Problem description =
Could you copy the rows below word for word, starting at the first row and ending at the row that contains "team-logo-ind[interactable]: IND <box>95", with both ends included?

┄┄┄┄┄┄

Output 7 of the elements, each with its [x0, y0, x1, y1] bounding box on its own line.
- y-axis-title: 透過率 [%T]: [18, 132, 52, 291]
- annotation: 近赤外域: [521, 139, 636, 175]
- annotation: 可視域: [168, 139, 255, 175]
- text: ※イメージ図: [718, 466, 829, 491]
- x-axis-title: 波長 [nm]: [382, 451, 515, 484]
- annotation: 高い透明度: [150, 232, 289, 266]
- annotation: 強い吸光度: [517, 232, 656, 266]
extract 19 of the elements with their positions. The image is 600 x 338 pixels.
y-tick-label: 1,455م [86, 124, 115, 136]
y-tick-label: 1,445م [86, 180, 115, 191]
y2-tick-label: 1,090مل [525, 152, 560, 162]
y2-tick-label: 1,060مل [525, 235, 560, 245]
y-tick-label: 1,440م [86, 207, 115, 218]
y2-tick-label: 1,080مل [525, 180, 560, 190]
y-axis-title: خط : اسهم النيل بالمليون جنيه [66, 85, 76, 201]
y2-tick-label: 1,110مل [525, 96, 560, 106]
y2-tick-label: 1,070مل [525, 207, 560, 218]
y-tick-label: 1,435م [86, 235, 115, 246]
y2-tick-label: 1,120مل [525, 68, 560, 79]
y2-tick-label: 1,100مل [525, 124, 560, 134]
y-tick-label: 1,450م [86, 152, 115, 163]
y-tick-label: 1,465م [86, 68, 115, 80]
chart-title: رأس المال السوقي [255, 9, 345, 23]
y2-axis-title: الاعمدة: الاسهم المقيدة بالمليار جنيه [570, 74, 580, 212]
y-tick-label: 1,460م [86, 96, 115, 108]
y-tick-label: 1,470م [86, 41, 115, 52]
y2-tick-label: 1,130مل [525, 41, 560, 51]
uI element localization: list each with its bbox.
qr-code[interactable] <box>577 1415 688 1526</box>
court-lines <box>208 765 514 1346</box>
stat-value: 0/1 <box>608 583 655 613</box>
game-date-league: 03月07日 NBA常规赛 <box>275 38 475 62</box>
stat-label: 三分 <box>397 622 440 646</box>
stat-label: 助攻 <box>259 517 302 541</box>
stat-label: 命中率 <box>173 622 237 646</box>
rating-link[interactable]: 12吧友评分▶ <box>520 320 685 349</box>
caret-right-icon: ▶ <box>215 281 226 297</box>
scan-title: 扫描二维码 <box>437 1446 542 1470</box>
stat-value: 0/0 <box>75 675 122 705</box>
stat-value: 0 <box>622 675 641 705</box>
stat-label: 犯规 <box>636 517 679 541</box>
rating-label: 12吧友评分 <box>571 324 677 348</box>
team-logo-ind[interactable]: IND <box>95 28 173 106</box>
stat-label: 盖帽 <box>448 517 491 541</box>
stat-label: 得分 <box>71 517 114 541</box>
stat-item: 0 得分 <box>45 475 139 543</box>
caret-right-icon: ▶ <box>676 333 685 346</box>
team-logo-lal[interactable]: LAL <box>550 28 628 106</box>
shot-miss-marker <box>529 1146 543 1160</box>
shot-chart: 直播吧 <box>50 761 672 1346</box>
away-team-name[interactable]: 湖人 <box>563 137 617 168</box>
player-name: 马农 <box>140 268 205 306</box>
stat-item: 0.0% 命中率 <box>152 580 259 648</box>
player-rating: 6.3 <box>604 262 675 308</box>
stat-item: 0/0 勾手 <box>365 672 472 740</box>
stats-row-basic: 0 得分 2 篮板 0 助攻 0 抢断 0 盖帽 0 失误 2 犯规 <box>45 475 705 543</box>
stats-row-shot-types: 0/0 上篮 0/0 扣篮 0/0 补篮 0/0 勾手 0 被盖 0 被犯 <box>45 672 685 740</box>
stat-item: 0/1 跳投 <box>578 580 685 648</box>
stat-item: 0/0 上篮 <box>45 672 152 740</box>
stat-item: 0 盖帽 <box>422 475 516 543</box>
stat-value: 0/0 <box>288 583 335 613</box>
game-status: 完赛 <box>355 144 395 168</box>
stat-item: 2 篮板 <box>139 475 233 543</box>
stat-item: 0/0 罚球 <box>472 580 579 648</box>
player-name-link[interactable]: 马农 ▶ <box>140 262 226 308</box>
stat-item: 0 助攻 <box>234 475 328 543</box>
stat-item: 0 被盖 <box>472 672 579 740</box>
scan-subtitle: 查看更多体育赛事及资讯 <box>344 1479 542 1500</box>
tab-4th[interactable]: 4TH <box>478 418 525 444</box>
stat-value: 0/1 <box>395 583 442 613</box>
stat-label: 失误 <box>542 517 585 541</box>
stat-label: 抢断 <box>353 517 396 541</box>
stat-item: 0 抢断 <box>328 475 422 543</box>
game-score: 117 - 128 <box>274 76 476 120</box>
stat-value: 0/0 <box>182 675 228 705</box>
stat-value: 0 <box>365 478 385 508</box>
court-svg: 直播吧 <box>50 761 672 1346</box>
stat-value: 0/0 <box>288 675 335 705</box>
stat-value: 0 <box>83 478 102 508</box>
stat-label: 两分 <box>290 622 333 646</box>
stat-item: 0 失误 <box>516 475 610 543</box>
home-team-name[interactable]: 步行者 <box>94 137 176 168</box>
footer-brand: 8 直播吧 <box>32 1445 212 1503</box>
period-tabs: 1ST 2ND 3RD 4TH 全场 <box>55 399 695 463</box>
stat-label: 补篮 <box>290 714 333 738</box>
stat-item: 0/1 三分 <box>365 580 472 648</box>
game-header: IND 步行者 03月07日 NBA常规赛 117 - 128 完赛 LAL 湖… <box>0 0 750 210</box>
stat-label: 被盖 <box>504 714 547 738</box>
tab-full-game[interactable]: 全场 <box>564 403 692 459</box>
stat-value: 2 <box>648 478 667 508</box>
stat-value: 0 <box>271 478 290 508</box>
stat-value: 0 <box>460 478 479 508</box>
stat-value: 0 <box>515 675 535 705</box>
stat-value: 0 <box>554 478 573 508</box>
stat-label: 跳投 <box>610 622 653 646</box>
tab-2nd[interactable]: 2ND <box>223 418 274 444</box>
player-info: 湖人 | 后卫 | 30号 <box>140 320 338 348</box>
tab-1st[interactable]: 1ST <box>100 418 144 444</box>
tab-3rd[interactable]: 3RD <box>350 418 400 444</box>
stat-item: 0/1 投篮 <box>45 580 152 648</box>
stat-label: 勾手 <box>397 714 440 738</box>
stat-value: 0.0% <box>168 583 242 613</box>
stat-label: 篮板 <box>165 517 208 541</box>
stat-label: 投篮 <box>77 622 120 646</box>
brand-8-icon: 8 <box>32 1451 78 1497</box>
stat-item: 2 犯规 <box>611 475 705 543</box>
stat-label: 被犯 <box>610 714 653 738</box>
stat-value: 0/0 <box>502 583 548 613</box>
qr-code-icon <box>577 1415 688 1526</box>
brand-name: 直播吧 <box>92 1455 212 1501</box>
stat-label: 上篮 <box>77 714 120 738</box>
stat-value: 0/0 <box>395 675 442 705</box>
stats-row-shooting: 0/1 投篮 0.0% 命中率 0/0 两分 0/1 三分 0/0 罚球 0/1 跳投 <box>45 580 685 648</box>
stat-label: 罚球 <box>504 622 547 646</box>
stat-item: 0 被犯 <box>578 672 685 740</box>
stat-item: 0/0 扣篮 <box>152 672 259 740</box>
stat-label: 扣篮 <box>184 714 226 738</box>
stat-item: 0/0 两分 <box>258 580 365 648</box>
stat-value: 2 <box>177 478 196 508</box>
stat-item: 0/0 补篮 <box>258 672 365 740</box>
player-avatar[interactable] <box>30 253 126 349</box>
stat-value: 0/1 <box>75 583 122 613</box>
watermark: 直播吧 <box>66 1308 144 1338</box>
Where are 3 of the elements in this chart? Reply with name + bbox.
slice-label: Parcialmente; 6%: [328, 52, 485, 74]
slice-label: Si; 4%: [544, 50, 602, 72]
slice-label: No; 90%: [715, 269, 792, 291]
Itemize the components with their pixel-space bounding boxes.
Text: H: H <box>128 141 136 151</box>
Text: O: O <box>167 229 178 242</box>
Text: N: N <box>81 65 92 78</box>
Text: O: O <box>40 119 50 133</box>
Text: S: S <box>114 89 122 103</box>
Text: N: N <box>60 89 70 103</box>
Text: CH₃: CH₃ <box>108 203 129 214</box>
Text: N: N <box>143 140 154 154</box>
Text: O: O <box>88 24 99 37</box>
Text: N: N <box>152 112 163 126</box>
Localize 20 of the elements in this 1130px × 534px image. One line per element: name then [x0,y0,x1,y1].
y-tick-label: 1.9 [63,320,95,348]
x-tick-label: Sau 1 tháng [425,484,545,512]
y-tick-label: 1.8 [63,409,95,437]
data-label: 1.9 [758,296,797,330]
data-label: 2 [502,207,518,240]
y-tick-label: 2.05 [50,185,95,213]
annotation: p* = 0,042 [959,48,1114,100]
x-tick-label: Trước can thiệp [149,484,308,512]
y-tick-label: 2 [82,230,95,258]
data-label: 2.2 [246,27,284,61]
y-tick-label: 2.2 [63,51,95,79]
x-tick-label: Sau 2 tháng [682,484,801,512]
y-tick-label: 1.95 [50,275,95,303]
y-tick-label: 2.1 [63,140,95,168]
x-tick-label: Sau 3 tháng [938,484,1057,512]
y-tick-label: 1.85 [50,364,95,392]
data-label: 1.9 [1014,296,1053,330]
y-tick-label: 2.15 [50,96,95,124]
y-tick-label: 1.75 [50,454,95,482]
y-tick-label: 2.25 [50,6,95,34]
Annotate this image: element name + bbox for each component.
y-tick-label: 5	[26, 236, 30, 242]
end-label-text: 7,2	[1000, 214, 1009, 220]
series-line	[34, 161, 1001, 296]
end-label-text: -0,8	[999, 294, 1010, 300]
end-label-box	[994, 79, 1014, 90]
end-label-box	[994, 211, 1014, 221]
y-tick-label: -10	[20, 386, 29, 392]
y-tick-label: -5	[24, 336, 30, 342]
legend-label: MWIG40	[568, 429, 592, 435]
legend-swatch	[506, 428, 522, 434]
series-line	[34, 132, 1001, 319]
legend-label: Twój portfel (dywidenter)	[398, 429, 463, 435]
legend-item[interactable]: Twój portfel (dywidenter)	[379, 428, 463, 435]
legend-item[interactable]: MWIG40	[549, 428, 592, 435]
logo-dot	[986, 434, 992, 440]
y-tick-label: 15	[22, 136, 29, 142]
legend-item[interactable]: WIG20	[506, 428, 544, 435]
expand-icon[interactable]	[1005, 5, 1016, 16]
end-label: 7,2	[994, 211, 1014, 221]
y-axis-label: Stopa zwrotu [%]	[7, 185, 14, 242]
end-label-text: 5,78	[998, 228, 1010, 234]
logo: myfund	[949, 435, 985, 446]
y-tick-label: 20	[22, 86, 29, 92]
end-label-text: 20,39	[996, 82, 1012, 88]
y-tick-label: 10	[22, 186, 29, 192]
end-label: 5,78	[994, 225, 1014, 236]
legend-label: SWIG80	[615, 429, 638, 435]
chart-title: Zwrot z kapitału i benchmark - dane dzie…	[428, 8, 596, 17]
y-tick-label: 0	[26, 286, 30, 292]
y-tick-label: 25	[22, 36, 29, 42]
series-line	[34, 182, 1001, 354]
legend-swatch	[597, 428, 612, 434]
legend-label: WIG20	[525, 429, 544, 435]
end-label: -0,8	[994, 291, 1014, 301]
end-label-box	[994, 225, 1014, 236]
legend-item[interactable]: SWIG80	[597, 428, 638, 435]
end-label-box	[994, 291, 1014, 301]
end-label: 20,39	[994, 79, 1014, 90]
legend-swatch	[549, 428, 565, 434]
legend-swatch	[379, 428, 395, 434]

┄┄┄┄┄┄

Solution to the problem =
Output 7 of the elements, each with its [x0, y0, x1, y1] bounding box on its own line.
- y-axis-title: 透過率 [%T]: [18, 132, 52, 291]
- annotation: 近赤外域: [521, 139, 636, 175]
- annotation: 可視域: [168, 139, 255, 175]
- text: ※イメージ図: [718, 466, 829, 491]
- x-axis-title: 波長 [nm]: [382, 451, 515, 484]
- annotation: 高い透明度: [150, 232, 289, 266]
- annotation: 強い吸光度: [517, 232, 656, 266]
extract 19 of the elements with their positions. The image is 600 x 338 pixels.
y-tick-label: 1,455م [86, 124, 115, 136]
y-tick-label: 1,445م [86, 180, 115, 191]
y2-tick-label: 1,090مل [525, 152, 560, 162]
y2-tick-label: 1,060مل [525, 235, 560, 245]
y-tick-label: 1,440م [86, 207, 115, 218]
y2-tick-label: 1,080مل [525, 180, 560, 190]
y-axis-title: خط : اسهم النيل بالمليون جنيه [66, 85, 76, 201]
y2-tick-label: 1,110مل [525, 96, 560, 106]
y2-tick-label: 1,070مل [525, 207, 560, 218]
y-tick-label: 1,435م [86, 235, 115, 246]
y2-tick-label: 1,120مل [525, 68, 560, 79]
y2-tick-label: 1,100مل [525, 124, 560, 134]
y-tick-label: 1,450م [86, 152, 115, 163]
y-tick-label: 1,465م [86, 68, 115, 80]
chart-title: رأس المال السوقي [255, 9, 345, 23]
y2-axis-title: الاعمدة: الاسهم المقيدة بالمليار جنيه [570, 74, 580, 212]
y-tick-label: 1,460م [86, 96, 115, 108]
y-tick-label: 1,470م [86, 41, 115, 52]
y2-tick-label: 1,130مل [525, 41, 560, 51]
uI element localization: list each with its bbox.
qr-code[interactable] <box>577 1415 688 1526</box>
court-lines <box>208 765 514 1346</box>
stat-value: 0/1 <box>608 583 655 613</box>
game-date-league: 03月07日 NBA常规赛 <box>275 38 475 62</box>
stat-label: 三分 <box>397 622 440 646</box>
stat-label: 助攻 <box>259 517 302 541</box>
stat-label: 命中率 <box>173 622 237 646</box>
rating-link[interactable]: 12吧友评分▶ <box>520 320 685 349</box>
caret-right-icon: ▶ <box>215 281 226 297</box>
scan-title: 扫描二维码 <box>437 1446 542 1470</box>
stat-value: 0/0 <box>75 675 122 705</box>
stat-value: 0 <box>622 675 641 705</box>
stat-label: 犯规 <box>636 517 679 541</box>
rating-label: 12吧友评分 <box>571 324 677 348</box>
team-logo-ind[interactable]: IND <box>95 28 173 106</box>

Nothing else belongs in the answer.